● **Prompt**:
Reproduce all of the data below without alteration; exclude every picture.

Saved entries
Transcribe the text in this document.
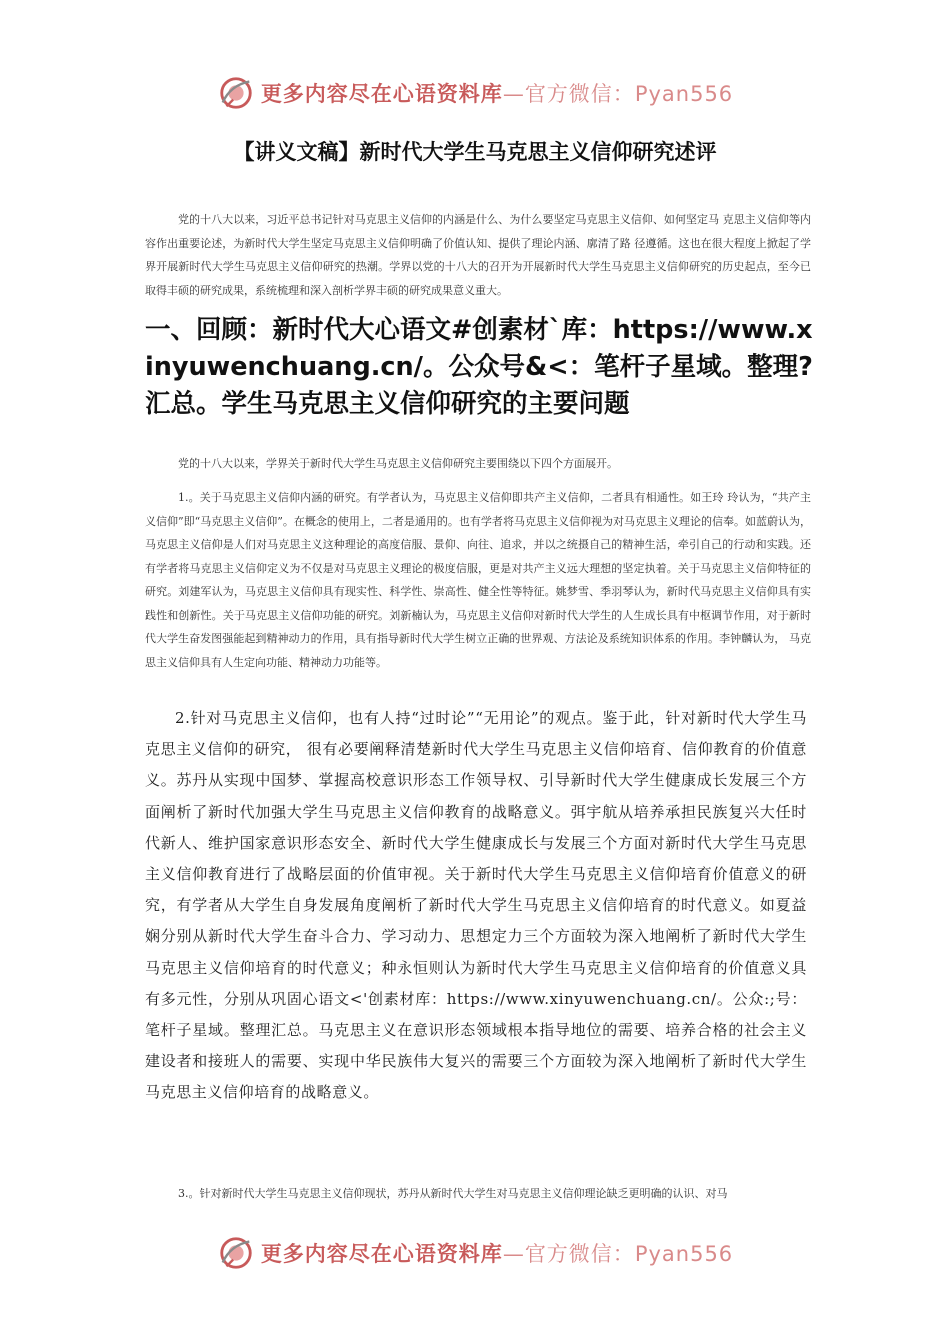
更多内容尽在心语资料库—官方微信：Pyan556
【讲义文稿】新时代大学生马克思主义信仰研究述评

党的十八大以来，习近平总书记针对马克思主义信仰的内涵是什么、为什么要坚定马克思主义信仰、如何坚定马 克思主义信仰等内容作出重要论述，为新时代大学生坚定马克思主义信仰明确了价值认知、提供了理论内涵、廓清了路 径遵循。这也在很大程度上掀起了学界开展新时代大学生马克思主义信仰研究的热潮。学界以党的十八大的召开为开展新时代大学生马克思主义信仰研究的历史起点，至今已取得丰硕的研究成果，系统梳理和深入剖析学界丰硕的研究成果意义重大。

一、回顾：新时代大心语文#创素材`库：https://www.xinyuwenchuang.cn/。公众号&<：笔杆子星域。整理?汇总。学生马克思主义信仰研究的主要问题

党的十八大以来，学界关于新时代大学生马克思主义信仰研究主要围绕以下四个方面展开。

1.。关于马克思主义信仰内涵的研究。有学者认为，马克思主义信仰即共产主义信仰，二者具有相通性。如王玲 玲认为，“共产主义信仰”即“马克思主义信仰”。在概念的使用上，二者是通用的。也有学者将马克思主义信仰视为对马克思主义理论的信奉。如蓝蔚认为，马克思主义信仰是人们对马克思主义这种理论的高度信服、景仰、向往、追求，并以之统摄自己的精神生活，牵引自己的行动和实践。还有学者将马克思主义信仰定义为不仅是对马克思主义理论的极度信服，更是对共产主义远大理想的坚定执着。关于马克思主义信仰特征的研究。刘建军认为，马克思主义信仰具有现实性、科学性、崇高性、健全性等特征。姚梦雪、季羽琴认为，新时代马克思主义信仰具有实践性和创新性。关于马克思主义信仰功能的研究。刘新楠认为，马克思主义信仰对新时代大学生的人生成长具有中枢调节作用，对于新时代大学生奋发图强能起到精神动力的作用，具有指导新时代大学生树立正确的世界观、方法论及系统知识体系的作用。李钟麟认为， 马克思主义信仰具有人生定向功能、精神动力功能等。

2.针对马克思主义信仰，也有人持“过时论”“无用论”的观点。鉴于此，针对新时代大学生马克思主义信仰的研究， 很有必要阐释清楚新时代大学生马克思主义信仰培育、信仰教育的价值意义。苏丹从实现中国梦、掌握高校意识形态工作领导权、引导新时代大学生健康成长发展三个方面阐析了新时代加强大学生马克思主义信仰教育的战略意义。弭宇航从培养承担民族复兴大任时代新人、维护国家意识形态安全、新时代大学生健康成长与发展三个方面对新时代大学生马克思主义信仰教育进行了战略层面的价值审视。关于新时代大学生马克思主义信仰培育价值意义的研究，有学者从大学生自身发展角度阐析了新时代大学生马克思主义信仰培育的时代意义。如夏益娴分别从新时代大学生奋斗合力、学习动力、思想定力三个方面较为深入地阐析了新时代大学生马克思主义信仰培育的时代意义；种永恒则认为新时代大学生马克思主义信仰培育的价值意义具有多元性，分别从巩固心语文<'创素材库：https://www.xinyuwenchuang.cn/。公众:;号：笔杆子星域。整理汇总。马克思主义在意识形态领域根本指导地位的需要、培养合格的社会主义建设者和接班人的需要、实现中华民族伟大复兴的需要三个方面较为深入地阐析了新时代大学生马克思主义信仰培育的战略意义。

3.。针对新时代大学生马克思主义信仰现状，苏丹从新时代大学生对马克思主义信仰理论缺乏更明确的认识、对马

更多内容尽在心语资料库—官方微信：Pyan556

● **Solution to this task**:
Transcribe the text in this document.
更多内容尽在心语资料库—官方微信：Pyan556
【讲义文稿】新时代大学生马克思主义信仰研究述评

党的十八大以来，习近平总书记针对马克思主义信仰的内涵是什么、为什么要坚定马克思主义信仰、如何坚定马 克思主义信仰等内容作出重要论述，为新时代大学生坚定马克思主义信仰明确了价值认知、提供了理论内涵、廓清了路 径遵循。这也在很大程度上掀起了学界开展新时代大学生马克思主义信仰研究的热潮。学界以党的十八大的召开为开展新时代大学生马克思主义信仰研究的历史起点，至今已取得丰硕的研究成果，系统梳理和深入剖析学界丰硕的研究成果意义重大。

一、回顾：新时代大心语文#创素材`库：https://www.xinyuwenchuang.cn/。公众号&<：笔杆子星域。整理?汇总。学生马克思主义信仰研究的主要问题

党的十八大以来，学界关于新时代大学生马克思主义信仰研究主要围绕以下四个方面展开。

1.。关于马克思主义信仰内涵的研究。有学者认为，马克思主义信仰即共产主义信仰，二者具有相通性。如王玲 玲认为，“共产主义信仰”即“马克思主义信仰”。在概念的使用上，二者是通用的。也有学者将马克思主义信仰视为对马克思主义理论的信奉。如蓝蔚认为，马克思主义信仰是人们对马克思主义这种理论的高度信服、景仰、向往、追求，并以之统摄自己的精神生活，牵引自己的行动和实践。还有学者将马克思主义信仰定义为不仅是对马克思主义理论的极度信服，更是对共产主义远大理想的坚定执着。关于马克思主义信仰特征的研究。刘建军认为，马克思主义信仰具有现实性、科学性、崇高性、健全性等特征。姚梦雪、季羽琴认为，新时代马克思主义信仰具有实践性和创新性。关于马克思主义信仰功能的研究。刘新楠认为，马克思主义信仰对新时代大学生的人生成长具有中枢调节作用，对于新时代大学生奋发图强能起到精神动力的作用，具有指导新时代大学生树立正确的世界观、方法论及系统知识体系的作用。李钟麟认为， 马克思主义信仰具有人生定向功能、精神动力功能等。

2.针对马克思主义信仰，也有人持“过时论”“无用论”的观点。鉴于此，针对新时代大学生马克思主义信仰的研究， 很有必要阐释清楚新时代大学生马克思主义信仰培育、信仰教育的价值意义。苏丹从实现中国梦、掌握高校意识形态工作领导权、引导新时代大学生健康成长发展三个方面阐析了新时代加强大学生马克思主义信仰教育的战略意义。弭宇航从培养承担民族复兴大任时代新人、维护国家意识形态安全、新时代大学生健康成长与发展三个方面对新时代大学生马克思主义信仰教育进行了战略层面的价值审视。关于新时代大学生马克思主义信仰培育价值意义的研究，有学者从大学生自身发展角度阐析了新时代大学生马克思主义信仰培育的时代意义。如夏益娴分别从新时代大学生奋斗合力、学习动力、思想定力三个方面较为深入地阐析了新时代大学生马克思主义信仰培育的时代意义；种永恒则认为新时代大学生马克思主义信仰培育的价值意义具有多元性，分别从巩固心语文<'创素材库：https://www.xinyuwenchuang.cn/。公众:;号：笔杆子星域。整理汇总。马克思主义在意识形态领域根本指导地位的需要、培养合格的社会主义建设者和接班人的需要、实现中华民族伟大复兴的需要三个方面较为深入地阐析了新时代大学生马克思主义信仰培育的战略意义。

3.。针对新时代大学生马克思主义信仰现状，苏丹从新时代大学生对马克思主义信仰理论缺乏更明确的认识、对马

更多内容尽在心语资料库—官方微信：Pyan556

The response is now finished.